# REQUIRED TASK
Each record must be retyped in full. No character may differ.

# MATERIAL SHOWN
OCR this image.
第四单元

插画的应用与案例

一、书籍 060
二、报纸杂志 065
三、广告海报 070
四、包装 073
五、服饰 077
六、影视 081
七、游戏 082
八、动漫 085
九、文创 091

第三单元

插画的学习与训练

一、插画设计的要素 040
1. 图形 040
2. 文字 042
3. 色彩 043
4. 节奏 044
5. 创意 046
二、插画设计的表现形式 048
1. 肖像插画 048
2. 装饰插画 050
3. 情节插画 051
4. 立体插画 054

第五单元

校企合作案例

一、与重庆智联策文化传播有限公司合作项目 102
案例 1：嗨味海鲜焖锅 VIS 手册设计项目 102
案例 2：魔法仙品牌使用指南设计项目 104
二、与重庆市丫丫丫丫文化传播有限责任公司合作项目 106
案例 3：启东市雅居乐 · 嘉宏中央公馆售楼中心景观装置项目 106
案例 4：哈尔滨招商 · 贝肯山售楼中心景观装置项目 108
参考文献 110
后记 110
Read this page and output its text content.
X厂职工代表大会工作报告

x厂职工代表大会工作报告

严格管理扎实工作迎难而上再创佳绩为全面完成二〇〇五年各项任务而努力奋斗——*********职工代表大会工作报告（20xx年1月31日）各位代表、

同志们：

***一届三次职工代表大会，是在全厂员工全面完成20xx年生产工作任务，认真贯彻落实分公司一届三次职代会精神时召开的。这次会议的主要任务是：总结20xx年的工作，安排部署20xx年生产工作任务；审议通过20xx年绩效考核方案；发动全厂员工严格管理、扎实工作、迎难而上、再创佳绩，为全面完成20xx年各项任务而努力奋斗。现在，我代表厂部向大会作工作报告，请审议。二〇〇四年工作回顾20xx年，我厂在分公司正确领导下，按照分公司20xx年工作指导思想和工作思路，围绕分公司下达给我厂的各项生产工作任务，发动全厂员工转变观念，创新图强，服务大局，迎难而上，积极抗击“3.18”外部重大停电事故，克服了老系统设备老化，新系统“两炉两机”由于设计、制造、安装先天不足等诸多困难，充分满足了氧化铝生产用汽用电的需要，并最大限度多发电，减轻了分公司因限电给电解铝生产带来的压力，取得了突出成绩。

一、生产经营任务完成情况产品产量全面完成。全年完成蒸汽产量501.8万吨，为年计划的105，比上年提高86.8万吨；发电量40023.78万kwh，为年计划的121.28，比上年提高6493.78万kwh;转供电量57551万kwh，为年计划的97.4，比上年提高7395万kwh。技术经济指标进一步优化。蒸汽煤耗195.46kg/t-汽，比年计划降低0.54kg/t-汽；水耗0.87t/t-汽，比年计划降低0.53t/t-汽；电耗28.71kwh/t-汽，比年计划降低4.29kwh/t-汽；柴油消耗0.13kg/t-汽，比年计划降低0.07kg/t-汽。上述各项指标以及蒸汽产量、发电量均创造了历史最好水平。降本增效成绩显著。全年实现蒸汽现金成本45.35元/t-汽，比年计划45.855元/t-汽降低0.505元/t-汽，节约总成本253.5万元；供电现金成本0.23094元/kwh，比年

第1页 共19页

# RESPONSE
OCR this image.
第四单元

插画的应用与案例

一、书籍 060
二、报纸杂志 065
三、广告海报 070
四、包装 073
五、服饰 077
六、影视 081
七、游戏 082
八、动漫 085
九、文创 091

第三单元

插画的学习与训练

一、插画设计的要素 040
1. 图形 040
2. 文字 042
3. 色彩 043
4. 节奏 044
5. 创意 046
二、插画设计的表现形式 048
1. 肖像插画 048
2. 装饰插画 050
3. 情节插画 051
4. 立体插画 054

第五单元

校企合作案例

一、与重庆智联策文化传播有限公司合作项目 102
案例 1：嗨味海鲜焖锅 VIS 手册设计项目 102
案例 2：魔法仙品牌使用指南设计项目 104
二、与重庆市丫丫丫丫文化传播有限责任公司合作项目 106
案例 3：启东市雅居乐 · 嘉宏中央公馆售楼中心景观装置项目 106
案例 4：哈尔滨招商 · 贝肯山售楼中心景观装置项目 108
参考文献 110
后记 110
Read this page and output its text content.
X厂职工代表大会工作报告

x厂职工代表大会工作报告

严格管理扎实工作迎难而上再创佳绩为全面完成二〇〇五年各项任务而努力奋斗——*********职工代表大会工作报告（20xx年1月31日）各位代表、

同志们：

***一届三次职工代表大会，是在全厂员工全面完成20xx年生产工作任务，认真贯彻落实分公司一届三次职代会精神时召开的。这次会议的主要任务是：总结20xx年的工作，安排部署20xx年生产工作任务；审议通过20xx年绩效考核方案；发动全厂员工严格管理、扎实工作、迎难而上、再创佳绩，为全面完成20xx年各项任务而努力奋斗。现在，我代表厂部向大会作工作报告，请审议。二〇〇四年工作回顾20xx年，我厂在分公司正确领导下，按照分公司20xx年工作指导思想和工作思路，围绕分公司下达给我厂的各项生产工作任务，发动全厂员工转变观念，创新图强，服务大局，迎难而上，积极抗击“3.18”外部重大停电事故，克服了老系统设备老化，新系统“两炉两机”由于设计、制造、安装先天不足等诸多困难，充分满足了氧化铝生产用汽用电的需要，并最大限度多发电，减轻了分公司因限电给电解铝生产带来的压力，取得了突出成绩。

一、生产经营任务完成情况产品产量全面完成。全年完成蒸汽产量501.8万吨，为年计划的105，比上年提高86.8万吨；发电量40023.78万kwh，为年计划的121.28，比上年提高6493.78万kwh;转供电量57551万kwh，为年计划的97.4，比上年提高7395万kwh。技术经济指标进一步优化。蒸汽煤耗195.46kg/t-汽，比年计划降低0.54kg/t-汽；水耗0.87t/t-汽，比年计划降低0.53t/t-汽；电耗28.71kwh/t-汽，比年计划降低4.29kwh/t-汽；柴油消耗0.13kg/t-汽，比年计划降低0.07kg/t-汽。上述各项指标以及蒸汽产量、发电量均创造了历史最好水平。降本增效成绩显著。全年实现蒸汽现金成本45.35元/t-汽，比年计划45.855元/t-汽降低0.505元/t-汽，节约总成本253.5万元；供电现金成本0.23094元/kwh，比年

第1页 共19页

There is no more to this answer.